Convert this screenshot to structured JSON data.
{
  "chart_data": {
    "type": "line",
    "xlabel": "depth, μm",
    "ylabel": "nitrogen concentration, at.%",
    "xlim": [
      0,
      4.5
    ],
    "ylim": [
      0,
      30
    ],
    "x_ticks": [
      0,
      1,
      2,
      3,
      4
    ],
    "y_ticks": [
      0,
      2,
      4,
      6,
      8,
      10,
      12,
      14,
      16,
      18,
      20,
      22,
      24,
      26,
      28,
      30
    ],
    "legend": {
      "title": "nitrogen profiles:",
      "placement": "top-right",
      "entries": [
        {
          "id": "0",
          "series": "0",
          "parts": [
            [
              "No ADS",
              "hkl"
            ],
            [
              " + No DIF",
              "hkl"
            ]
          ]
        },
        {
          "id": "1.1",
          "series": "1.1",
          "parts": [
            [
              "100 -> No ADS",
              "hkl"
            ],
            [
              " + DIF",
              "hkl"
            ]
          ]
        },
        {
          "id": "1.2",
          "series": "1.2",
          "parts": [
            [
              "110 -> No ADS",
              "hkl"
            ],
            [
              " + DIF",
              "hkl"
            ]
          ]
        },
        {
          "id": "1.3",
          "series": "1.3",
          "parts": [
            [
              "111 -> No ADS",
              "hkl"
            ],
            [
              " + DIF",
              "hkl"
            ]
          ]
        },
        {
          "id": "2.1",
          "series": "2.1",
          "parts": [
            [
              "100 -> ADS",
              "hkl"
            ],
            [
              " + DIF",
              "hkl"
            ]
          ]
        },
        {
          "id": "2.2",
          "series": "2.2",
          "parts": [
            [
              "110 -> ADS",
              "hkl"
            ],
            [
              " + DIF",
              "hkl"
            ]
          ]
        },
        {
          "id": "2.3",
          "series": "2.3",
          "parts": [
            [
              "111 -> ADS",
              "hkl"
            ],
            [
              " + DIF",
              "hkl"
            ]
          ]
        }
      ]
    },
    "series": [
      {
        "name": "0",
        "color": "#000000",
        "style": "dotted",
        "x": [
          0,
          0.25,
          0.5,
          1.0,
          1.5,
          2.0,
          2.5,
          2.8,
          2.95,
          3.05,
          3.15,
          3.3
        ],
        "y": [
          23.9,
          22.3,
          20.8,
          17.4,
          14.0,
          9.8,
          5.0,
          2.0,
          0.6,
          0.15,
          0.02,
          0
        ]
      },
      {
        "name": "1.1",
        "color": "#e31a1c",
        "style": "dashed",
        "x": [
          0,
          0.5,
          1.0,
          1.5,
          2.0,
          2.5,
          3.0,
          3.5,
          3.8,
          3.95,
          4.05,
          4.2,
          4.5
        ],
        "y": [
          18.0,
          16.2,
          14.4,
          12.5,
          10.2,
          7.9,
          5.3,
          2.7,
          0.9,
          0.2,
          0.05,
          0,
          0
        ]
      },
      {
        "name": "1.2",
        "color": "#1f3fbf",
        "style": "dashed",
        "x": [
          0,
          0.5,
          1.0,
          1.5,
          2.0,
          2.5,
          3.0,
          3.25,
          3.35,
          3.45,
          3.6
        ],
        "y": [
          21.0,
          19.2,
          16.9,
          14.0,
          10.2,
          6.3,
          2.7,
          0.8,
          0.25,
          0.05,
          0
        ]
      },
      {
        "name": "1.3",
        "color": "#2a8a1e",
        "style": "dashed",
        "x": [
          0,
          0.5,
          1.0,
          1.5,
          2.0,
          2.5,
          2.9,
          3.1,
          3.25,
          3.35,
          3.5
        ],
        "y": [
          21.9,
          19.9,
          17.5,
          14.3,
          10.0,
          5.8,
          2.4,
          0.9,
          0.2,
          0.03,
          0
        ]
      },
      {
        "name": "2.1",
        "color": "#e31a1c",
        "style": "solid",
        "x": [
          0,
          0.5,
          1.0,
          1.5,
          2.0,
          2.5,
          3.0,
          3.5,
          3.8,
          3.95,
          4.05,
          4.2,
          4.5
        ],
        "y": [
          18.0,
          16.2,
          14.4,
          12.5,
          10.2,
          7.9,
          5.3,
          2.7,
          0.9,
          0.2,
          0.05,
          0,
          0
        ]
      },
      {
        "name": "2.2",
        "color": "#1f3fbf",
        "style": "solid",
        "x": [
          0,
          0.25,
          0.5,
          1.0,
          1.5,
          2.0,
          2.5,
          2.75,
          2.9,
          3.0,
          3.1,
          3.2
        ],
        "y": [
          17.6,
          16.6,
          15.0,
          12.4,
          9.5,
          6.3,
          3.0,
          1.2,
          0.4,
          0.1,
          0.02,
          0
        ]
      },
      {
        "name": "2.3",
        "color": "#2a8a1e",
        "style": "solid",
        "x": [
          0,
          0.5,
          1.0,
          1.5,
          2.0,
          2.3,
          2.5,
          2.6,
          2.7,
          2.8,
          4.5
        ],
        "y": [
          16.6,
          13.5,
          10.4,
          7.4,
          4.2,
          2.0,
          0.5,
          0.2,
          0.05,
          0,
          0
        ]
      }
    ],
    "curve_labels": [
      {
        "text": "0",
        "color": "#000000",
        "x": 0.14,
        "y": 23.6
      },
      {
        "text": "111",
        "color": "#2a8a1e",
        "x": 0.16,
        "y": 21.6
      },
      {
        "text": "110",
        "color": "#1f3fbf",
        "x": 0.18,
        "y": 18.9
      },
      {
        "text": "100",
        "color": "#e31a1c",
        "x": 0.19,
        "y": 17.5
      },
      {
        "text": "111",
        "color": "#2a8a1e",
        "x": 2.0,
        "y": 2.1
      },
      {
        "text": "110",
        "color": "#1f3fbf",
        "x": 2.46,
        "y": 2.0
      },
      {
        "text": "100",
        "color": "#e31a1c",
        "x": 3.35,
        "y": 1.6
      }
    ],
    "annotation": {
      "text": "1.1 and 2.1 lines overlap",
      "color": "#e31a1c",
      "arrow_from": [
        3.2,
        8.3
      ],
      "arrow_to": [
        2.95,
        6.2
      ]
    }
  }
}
○ ○ ○ ○ ○ ○ ○
• **Aim of the exercise**
Reproduce each record shown above without altering a single word.

• **Full response**
Convert this screenshot to structured JSON data.
{
  "chart_data": {
    "type": "line",
    "xlabel": "depth, μm",
    "ylabel": "nitrogen concentration, at.%",
    "xlim": [
      0,
      4.5
    ],
    "ylim": [
      0,
      30
    ],
    "x_ticks": [
      0,
      1,
      2,
      3,
      4
    ],
    "y_ticks": [
      0,
      2,
      4,
      6,
      8,
      10,
      12,
      14,
      16,
      18,
      20,
      22,
      24,
      26,
      28,
      30
    ],
    "legend": {
      "title": "nitrogen profiles:",
      "placement": "top-right",
      "entries": [
        {
          "id": "0",
          "series": "0",
          "parts": [
            [
              "No ADS",
              "hkl"
            ],
            [
              " + No DIF",
              "hkl"
            ]
          ]
        },
        {
          "id": "1.1",
          "series": "1.1",
          "parts": [
            [
              "100 -> No ADS",
              "hkl"
            ],
            [
              " + DIF",
              "hkl"
            ]
          ]
        },
        {
          "id": "1.2",
          "series": "1.2",
          "parts": [
            [
              "110 -> No ADS",
              "hkl"
            ],
            [
              " + DIF",
              "hkl"
            ]
          ]
        },
        {
          "id": "1.3",
          "series": "1.3",
          "parts": [
            [
              "111 -> No ADS",
              "hkl"
            ],
            [
              " + DIF",
              "hkl"
            ]
          ]
        },
        {
          "id": "2.1",
          "series": "2.1",
          "parts": [
            [
              "100 -> ADS",
              "hkl"
            ],
            [
              " + DIF",
              "hkl"
            ]
          ]
        },
        {
          "id": "2.2",
          "series": "2.2",
          "parts": [
            [
              "110 -> ADS",
              "hkl"
            ],
            [
              " + DIF",
              "hkl"
            ]
          ]
        },
        {
          "id": "2.3",
          "series": "2.3",
          "parts": [
            [
              "111 -> ADS",
              "hkl"
            ],
            [
              " + DIF",
              "hkl"
            ]
          ]
        }
      ]
    },
    "series": [
      {
        "name": "0",
        "color": "#000000",
        "style": "dotted",
        "x": [
          0,
          0.25,
          0.5,
          1.0,
          1.5,
          2.0,
          2.5,
          2.8,
          2.95,
          3.05,
          3.15,
          3.3
        ],
        "y": [
          23.9,
          22.3,
          20.8,
          17.4,
          14.0,
          9.8,
          5.0,
          2.0,
          0.6,
          0.15,
          0.02,
          0
        ]
      },
      {
        "name": "1.1",
        "color": "#e31a1c",
        "style": "dashed",
        "x": [
          0,
          0.5,
          1.0,
          1.5,
          2.0,
          2.5,
          3.0,
          3.5,
          3.8,
          3.95,
          4.05,
          4.2,
          4.5
        ],
        "y": [
          18.0,
          16.2,
          14.4,
          12.5,
          10.2,
          7.9,
          5.3,
          2.7,
          0.9,
          0.2,
          0.05,
          0,
          0
        ]
      },
      {
        "name": "1.2",
        "color": "#1f3fbf",
        "style": "dashed",
        "x": [
          0,
          0.5,
          1.0,
          1.5,
          2.0,
          2.5,
          3.0,
          3.25,
          3.35,
          3.45,
          3.6
        ],
        "y": [
          21.0,
          19.2,
          16.9,
          14.0,
          10.2,
          6.3,
          2.7,
          0.8,
          0.25,
          0.05,
          0
        ]
      },
      {
        "name": "1.3",
        "color": "#2a8a1e",
        "style": "dashed",
        "x": [
          0,
          0.5,
          1.0,
          1.5,
          2.0,
          2.5,
          2.9,
          3.1,
          3.25,
          3.35,
          3.5
        ],
        "y": [
          21.9,
          19.9,
          17.5,
          14.3,
          10.0,
          5.8,
          2.4,
          0.9,
          0.2,
          0.03,
          0
        ]
      },
      {
        "name": "2.1",
        "color": "#e31a1c",
        "style": "solid",
        "x": [
          0,
          0.5,
          1.0,
          1.5,
          2.0,
          2.5,
          3.0,
          3.5,
          3.8,
          3.95,
          4.05,
          4.2,
          4.5
        ],
        "y": [
          18.0,
          16.2,
          14.4,
          12.5,
          10.2,
          7.9,
          5.3,
          2.7,
          0.9,
          0.2,
          0.05,
          0,
          0
        ]
      },
      {
        "name": "2.2",
        "color": "#1f3fbf",
        "style": "solid",
        "x": [
          0,
          0.25,
          0.5,
          1.0,
          1.5,
          2.0,
          2.5,
          2.75,
          2.9,
          3.0,
          3.1,
          3.2
        ],
        "y": [
          17.6,
          16.6,
          15.0,
          12.4,
          9.5,
          6.3,
          3.0,
          1.2,
          0.4,
          0.1,
          0.02,
          0
        ]
      },
      {
        "name": "2.3",
        "color": "#2a8a1e",
        "style": "solid",
        "x": [
          0,
          0.5,
          1.0,
          1.5,
          2.0,
          2.3,
          2.5,
          2.6,
          2.7,
          2.8,
          4.5
        ],
        "y": [
          16.6,
          13.5,
          10.4,
          7.4,
          4.2,
          2.0,
          0.5,
          0.2,
          0.05,
          0,
          0
        ]
      }
    ],
    "curve_labels": [
      {
        "text": "0",
        "color": "#000000",
        "x": 0.14,
        "y": 23.6
      },
      {
        "text": "111",
        "color": "#2a8a1e",
        "x": 0.16,
        "y": 21.6
      },
      {
        "text": "110",
        "color": "#1f3fbf",
        "x": 0.18,
        "y": 18.9
      },
      {
        "text": "100",
        "color": "#e31a1c",
        "x": 0.19,
        "y": 17.5
      },
      {
        "text": "111",
        "color": "#2a8a1e",
        "x": 2.0,
        "y": 2.1
      },
      {
        "text": "110",
        "color": "#1f3fbf",
        "x": 2.46,
        "y": 2.0
      },
      {
        "text": "100",
        "color": "#e31a1c",
        "x": 3.35,
        "y": 1.6
      }
    ],
    "annotation": {
      "text": "1.1 and 2.1 lines overlap",
      "color": "#e31a1c",
      "arrow_from": [
        3.2,
        8.3
      ],
      "arrow_to": [
        2.95,
        6.2
      ]
    }
  }
}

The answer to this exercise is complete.